» Short task: Copy out every line that contains "title".

» Material for this task:
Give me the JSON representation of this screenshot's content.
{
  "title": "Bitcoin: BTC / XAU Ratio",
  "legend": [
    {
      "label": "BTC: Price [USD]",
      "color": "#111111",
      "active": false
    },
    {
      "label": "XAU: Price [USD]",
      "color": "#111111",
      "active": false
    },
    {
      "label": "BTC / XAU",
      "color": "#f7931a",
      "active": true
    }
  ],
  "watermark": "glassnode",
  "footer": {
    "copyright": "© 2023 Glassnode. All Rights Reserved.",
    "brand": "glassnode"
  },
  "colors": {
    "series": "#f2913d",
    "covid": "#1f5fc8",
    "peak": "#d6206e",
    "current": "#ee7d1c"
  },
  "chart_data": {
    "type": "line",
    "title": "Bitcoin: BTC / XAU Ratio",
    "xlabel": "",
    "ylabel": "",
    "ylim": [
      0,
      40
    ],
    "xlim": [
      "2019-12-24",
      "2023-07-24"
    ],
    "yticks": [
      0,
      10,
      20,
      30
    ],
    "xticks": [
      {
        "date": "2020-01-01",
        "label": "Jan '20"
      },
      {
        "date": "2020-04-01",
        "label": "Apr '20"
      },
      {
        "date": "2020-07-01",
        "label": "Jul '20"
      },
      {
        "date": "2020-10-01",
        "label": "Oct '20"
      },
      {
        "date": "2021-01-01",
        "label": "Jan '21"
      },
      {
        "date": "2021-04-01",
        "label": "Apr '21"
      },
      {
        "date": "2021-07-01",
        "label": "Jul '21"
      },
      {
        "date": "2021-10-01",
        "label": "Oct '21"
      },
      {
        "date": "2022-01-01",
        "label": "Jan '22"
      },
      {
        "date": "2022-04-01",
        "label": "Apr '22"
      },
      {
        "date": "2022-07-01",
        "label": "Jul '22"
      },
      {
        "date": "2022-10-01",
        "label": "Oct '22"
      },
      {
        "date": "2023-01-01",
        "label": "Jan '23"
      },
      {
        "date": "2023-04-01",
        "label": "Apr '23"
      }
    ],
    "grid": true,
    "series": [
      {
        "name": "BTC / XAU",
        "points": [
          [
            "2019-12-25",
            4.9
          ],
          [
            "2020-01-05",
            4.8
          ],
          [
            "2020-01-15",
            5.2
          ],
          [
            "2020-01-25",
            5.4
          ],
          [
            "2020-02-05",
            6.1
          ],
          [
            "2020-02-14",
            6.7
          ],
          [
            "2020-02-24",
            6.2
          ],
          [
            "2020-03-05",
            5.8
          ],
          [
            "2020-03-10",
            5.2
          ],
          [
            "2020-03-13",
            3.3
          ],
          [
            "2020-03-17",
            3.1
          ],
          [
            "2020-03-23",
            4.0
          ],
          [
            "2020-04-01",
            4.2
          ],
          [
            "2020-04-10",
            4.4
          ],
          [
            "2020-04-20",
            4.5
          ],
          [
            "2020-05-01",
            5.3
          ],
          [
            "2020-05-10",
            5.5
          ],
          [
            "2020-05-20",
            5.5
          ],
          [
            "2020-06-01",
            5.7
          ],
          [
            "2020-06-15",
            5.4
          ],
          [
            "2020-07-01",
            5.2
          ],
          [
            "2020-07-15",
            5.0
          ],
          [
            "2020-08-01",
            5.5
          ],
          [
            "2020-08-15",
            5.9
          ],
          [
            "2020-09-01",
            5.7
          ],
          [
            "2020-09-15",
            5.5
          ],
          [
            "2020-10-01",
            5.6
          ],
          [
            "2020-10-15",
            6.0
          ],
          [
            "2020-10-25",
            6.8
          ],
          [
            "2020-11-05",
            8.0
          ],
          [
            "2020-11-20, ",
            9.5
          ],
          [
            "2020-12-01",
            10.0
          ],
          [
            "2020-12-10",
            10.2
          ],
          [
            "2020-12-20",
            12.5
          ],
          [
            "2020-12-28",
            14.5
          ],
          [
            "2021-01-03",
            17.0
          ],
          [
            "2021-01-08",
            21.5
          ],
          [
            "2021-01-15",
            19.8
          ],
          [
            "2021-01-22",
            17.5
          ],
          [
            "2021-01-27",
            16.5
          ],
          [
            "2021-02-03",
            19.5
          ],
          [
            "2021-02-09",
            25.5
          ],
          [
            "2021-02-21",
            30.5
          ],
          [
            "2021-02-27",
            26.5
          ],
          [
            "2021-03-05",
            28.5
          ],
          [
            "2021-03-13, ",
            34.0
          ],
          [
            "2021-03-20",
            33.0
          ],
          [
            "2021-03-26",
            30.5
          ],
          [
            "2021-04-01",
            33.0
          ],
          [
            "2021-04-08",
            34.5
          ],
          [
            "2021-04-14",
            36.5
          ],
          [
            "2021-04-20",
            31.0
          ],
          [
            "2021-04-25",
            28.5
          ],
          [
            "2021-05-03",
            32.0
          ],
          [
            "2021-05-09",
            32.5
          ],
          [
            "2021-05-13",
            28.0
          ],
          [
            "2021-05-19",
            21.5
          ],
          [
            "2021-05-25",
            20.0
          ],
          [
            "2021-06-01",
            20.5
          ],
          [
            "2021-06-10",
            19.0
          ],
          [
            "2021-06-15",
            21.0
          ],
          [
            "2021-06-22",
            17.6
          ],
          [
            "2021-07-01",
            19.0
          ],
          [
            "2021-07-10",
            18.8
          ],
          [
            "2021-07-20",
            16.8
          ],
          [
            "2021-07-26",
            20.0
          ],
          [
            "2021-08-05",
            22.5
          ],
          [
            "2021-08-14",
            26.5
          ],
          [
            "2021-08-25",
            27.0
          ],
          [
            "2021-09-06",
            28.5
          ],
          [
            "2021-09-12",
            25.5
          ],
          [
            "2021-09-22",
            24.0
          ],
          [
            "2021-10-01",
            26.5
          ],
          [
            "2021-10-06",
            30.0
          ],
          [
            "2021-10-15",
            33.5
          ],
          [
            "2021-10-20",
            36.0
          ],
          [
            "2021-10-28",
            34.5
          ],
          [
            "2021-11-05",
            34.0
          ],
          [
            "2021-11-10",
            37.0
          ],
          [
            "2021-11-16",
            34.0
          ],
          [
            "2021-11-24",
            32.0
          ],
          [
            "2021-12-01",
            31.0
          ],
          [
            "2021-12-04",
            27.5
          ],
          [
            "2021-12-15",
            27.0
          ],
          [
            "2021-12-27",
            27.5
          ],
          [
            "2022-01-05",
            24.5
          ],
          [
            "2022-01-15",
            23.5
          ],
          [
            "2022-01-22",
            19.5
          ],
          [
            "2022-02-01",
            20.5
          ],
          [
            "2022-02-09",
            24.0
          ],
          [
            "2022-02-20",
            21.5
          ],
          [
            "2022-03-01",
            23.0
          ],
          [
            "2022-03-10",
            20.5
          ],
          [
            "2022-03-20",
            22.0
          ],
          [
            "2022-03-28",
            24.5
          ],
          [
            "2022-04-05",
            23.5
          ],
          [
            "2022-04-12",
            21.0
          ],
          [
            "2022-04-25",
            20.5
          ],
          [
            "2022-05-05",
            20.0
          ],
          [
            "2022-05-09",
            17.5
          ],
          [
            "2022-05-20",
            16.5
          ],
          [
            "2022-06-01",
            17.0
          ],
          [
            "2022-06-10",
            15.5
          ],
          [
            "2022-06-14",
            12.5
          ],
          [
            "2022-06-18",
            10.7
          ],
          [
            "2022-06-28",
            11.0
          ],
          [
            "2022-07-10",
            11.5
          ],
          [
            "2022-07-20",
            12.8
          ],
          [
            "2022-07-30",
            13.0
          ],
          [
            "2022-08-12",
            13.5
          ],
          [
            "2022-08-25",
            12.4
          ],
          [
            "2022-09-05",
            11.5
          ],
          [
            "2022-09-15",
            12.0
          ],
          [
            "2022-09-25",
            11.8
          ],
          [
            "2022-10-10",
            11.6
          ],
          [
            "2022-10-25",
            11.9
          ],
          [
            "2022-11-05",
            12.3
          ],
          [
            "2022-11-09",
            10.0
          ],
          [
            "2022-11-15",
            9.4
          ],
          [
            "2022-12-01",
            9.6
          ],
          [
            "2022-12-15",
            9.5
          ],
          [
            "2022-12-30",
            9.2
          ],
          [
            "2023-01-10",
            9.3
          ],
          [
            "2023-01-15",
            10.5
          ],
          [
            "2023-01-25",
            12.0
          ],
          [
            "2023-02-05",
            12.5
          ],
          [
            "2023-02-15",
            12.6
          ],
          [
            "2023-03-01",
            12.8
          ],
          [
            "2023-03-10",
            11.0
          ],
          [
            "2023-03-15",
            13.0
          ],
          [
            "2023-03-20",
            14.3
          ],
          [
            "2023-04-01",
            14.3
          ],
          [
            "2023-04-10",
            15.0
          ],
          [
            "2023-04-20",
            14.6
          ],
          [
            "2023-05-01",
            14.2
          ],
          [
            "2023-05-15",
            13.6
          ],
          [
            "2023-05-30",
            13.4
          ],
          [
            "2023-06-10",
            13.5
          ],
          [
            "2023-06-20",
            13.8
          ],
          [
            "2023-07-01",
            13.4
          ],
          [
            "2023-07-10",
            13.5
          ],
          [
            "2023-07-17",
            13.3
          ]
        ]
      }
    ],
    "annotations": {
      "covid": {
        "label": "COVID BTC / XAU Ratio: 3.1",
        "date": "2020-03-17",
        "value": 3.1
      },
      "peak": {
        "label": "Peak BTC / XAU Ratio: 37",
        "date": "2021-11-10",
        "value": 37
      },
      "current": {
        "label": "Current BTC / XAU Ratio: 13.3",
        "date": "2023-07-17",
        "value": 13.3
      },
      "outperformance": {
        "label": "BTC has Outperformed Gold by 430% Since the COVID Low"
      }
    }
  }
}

» The answer:
  "title": "Bitcoin: BTC / XAU Ratio",
    "title": "Bitcoin: BTC / XAU Ratio",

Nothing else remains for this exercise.